To be done> Provide the count of lines that hold "Curvy" and no other output.

********

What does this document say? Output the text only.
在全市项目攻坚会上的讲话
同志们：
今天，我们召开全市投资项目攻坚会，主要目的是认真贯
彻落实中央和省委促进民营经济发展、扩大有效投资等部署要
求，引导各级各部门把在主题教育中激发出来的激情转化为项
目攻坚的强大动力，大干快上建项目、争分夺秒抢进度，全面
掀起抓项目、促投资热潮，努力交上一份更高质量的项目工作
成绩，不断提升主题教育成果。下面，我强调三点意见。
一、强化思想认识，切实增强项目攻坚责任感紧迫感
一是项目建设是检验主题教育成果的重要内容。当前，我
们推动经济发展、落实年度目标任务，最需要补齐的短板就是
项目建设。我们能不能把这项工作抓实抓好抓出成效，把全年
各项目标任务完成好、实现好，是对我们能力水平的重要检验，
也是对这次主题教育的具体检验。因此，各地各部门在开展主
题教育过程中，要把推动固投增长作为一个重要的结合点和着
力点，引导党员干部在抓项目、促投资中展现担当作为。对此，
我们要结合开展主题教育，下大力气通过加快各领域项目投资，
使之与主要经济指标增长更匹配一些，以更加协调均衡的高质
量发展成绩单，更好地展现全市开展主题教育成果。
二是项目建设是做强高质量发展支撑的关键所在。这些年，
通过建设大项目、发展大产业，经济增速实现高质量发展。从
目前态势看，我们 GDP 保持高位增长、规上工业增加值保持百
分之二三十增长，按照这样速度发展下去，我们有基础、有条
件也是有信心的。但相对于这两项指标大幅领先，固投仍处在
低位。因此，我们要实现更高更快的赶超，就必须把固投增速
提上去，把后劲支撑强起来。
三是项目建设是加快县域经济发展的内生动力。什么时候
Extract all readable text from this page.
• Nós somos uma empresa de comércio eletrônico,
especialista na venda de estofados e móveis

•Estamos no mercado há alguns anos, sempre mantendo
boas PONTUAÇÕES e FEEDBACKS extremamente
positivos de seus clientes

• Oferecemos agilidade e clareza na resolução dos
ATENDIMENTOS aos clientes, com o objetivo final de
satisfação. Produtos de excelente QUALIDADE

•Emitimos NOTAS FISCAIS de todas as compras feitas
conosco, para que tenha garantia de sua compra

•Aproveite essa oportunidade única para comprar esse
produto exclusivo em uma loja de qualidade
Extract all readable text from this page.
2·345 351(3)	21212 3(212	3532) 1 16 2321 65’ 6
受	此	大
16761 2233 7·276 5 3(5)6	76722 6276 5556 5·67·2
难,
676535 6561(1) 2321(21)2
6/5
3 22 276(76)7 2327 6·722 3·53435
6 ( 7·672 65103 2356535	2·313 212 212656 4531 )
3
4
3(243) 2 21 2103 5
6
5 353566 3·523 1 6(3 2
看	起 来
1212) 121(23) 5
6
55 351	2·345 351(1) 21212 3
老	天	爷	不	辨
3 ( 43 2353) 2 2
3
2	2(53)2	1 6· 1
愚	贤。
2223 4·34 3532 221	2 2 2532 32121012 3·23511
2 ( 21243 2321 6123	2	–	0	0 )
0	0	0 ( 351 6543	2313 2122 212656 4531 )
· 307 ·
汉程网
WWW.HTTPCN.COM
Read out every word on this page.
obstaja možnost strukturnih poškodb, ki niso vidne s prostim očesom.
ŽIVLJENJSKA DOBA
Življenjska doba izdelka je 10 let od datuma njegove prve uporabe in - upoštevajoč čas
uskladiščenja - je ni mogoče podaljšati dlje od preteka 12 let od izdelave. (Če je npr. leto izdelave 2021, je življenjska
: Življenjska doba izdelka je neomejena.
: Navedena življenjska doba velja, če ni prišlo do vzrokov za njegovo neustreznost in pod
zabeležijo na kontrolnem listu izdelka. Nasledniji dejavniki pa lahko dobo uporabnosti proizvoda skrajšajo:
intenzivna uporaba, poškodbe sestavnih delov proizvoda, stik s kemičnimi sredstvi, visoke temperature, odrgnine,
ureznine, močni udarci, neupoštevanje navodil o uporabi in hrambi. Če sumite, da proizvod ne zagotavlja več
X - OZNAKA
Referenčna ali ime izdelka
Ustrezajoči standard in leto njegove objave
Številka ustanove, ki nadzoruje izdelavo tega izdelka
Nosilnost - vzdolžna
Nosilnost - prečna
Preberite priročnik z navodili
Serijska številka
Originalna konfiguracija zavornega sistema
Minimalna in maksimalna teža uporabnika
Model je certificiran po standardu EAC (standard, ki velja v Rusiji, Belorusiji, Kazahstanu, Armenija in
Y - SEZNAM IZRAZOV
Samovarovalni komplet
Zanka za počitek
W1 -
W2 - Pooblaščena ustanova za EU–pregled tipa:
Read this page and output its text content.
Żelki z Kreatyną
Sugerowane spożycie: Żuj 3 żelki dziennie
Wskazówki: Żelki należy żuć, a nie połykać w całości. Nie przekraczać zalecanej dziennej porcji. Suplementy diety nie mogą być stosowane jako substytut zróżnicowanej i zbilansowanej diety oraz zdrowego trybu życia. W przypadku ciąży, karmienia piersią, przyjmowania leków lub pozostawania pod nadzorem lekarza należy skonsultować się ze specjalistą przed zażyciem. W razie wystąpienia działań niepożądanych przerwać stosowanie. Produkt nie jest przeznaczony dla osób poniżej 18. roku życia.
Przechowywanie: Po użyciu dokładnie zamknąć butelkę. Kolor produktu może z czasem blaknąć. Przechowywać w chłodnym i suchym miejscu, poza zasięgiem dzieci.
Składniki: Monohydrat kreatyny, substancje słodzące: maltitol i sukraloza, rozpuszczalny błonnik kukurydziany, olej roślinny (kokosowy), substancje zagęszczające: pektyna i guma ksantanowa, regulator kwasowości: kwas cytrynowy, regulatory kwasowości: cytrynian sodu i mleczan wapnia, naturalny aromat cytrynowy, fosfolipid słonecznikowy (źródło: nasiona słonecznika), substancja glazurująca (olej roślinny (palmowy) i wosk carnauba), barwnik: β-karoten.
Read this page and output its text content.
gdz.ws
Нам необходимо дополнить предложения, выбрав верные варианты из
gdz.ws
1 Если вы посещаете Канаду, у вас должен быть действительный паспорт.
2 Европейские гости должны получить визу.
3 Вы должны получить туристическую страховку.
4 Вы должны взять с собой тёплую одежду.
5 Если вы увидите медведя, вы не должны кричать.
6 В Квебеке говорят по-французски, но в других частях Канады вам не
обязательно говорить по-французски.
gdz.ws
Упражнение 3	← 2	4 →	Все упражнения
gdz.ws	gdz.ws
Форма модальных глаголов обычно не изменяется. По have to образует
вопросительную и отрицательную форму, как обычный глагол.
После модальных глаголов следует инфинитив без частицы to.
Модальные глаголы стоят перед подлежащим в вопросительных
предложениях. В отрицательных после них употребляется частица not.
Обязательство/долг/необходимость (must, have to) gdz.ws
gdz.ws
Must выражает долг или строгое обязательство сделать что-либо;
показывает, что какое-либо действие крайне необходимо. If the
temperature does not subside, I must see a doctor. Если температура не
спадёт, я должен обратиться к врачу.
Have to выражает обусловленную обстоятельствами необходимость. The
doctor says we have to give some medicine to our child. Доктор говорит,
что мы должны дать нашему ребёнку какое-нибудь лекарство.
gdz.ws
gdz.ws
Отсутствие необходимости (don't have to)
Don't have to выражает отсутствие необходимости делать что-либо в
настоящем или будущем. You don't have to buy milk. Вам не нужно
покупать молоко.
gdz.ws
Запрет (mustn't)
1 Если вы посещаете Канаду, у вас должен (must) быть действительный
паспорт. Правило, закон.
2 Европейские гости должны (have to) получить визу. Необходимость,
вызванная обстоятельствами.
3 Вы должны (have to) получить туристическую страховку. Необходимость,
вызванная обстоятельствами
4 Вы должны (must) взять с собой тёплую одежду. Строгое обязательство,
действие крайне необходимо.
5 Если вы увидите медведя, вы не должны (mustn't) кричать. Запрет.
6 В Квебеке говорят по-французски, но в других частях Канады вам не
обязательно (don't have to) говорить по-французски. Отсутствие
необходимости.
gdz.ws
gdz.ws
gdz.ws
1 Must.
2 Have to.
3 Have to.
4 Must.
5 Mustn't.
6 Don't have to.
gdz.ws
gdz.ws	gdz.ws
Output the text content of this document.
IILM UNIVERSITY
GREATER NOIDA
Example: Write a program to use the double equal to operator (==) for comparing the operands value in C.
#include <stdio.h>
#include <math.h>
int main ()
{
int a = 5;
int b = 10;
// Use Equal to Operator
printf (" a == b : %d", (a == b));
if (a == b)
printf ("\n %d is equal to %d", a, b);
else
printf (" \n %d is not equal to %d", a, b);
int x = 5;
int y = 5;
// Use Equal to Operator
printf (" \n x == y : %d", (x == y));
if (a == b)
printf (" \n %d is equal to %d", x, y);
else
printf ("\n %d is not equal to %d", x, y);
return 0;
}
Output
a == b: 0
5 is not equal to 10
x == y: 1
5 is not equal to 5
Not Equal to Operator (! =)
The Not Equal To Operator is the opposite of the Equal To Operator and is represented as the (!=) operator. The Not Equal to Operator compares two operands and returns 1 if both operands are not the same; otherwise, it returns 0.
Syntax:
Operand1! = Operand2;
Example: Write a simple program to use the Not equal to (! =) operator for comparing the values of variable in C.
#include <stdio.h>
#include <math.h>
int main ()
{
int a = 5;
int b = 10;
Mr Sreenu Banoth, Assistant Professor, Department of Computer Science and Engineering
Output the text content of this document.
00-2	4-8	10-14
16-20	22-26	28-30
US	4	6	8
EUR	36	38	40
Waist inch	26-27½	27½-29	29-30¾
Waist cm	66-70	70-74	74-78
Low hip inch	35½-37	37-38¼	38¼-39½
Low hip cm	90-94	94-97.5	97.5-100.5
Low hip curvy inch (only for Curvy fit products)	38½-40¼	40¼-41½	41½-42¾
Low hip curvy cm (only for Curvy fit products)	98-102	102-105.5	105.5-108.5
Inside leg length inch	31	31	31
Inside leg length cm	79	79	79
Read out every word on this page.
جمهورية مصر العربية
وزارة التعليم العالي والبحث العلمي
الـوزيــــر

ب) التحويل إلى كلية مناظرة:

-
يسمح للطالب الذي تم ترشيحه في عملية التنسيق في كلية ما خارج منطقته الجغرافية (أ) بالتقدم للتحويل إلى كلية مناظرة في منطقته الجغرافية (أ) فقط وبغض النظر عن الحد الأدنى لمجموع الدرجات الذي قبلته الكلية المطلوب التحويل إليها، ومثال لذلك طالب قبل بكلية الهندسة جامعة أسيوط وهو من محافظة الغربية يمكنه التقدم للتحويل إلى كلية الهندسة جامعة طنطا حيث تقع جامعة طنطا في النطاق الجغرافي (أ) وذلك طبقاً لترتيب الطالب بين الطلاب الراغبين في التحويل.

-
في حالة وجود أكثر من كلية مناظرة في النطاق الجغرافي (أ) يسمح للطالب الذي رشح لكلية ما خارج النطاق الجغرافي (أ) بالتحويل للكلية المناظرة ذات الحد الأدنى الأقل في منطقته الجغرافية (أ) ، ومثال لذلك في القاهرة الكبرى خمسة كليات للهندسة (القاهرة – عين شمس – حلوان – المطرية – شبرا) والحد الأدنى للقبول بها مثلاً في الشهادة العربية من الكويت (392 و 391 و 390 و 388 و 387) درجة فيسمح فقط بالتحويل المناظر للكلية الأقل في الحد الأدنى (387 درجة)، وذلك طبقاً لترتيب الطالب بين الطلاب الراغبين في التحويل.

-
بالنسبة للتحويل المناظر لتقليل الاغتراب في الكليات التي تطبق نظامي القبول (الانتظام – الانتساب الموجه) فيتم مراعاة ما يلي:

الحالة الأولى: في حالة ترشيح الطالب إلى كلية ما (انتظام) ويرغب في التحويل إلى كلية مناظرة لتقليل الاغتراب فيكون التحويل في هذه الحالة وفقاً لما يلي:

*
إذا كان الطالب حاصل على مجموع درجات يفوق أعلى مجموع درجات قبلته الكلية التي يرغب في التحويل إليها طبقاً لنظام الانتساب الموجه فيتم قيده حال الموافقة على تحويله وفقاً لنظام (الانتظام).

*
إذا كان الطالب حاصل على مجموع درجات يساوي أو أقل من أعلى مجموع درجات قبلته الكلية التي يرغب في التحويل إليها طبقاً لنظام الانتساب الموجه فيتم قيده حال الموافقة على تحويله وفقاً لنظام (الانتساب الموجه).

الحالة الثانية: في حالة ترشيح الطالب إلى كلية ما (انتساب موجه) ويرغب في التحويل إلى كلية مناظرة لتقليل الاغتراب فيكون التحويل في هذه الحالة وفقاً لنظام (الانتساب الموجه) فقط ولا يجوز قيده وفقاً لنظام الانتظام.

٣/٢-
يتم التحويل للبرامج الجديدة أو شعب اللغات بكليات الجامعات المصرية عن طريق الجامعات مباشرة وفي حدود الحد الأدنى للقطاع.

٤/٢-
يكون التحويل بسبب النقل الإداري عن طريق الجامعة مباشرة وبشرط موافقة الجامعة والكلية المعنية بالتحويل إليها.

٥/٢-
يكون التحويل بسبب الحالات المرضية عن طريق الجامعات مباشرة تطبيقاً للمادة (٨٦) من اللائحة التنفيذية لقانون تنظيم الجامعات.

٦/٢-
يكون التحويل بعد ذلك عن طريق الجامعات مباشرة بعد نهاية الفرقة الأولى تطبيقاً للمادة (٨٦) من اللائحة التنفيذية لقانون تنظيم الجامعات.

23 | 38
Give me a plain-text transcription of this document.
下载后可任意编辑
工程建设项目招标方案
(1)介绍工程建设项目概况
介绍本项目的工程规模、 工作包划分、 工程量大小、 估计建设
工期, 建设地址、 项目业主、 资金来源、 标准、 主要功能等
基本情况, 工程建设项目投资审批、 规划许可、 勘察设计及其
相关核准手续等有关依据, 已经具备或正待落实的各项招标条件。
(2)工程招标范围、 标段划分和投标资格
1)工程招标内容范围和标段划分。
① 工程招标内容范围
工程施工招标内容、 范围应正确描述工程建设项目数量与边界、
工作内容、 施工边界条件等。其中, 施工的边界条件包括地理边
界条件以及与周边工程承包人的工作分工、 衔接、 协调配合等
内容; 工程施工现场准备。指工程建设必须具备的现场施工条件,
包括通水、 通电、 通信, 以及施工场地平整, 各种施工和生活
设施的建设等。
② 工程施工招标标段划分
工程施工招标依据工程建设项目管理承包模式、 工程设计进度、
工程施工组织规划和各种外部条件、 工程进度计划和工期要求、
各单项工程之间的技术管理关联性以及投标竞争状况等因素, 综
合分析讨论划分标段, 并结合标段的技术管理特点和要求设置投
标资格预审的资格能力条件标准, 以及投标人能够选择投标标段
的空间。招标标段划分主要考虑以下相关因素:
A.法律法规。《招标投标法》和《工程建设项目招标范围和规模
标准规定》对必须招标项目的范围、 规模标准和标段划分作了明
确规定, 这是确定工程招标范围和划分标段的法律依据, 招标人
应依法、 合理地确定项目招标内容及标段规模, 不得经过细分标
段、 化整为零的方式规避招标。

********

The solution> 2